Dataset items
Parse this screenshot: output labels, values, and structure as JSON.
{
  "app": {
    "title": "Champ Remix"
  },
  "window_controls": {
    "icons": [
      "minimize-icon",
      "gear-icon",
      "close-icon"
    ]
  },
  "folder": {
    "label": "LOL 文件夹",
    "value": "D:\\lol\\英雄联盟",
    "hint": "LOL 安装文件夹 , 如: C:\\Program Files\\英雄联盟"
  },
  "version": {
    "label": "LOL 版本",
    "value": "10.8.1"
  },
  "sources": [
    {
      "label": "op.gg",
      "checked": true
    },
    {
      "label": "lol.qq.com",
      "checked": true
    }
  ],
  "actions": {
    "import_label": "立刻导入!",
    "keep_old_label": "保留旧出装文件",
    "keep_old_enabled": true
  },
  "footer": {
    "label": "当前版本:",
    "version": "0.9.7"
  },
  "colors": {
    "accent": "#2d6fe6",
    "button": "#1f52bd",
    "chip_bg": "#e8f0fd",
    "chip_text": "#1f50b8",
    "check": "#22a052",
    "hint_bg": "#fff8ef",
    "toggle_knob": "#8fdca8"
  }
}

> [Task brief]
Where a line holds "英雄联盟", copy that line.

> [Written solution]
    "value": "D:\\lol\\英雄联盟",
    "hint": "LOL 安装文件夹 , 如: C:\\Program Files\\英雄联盟"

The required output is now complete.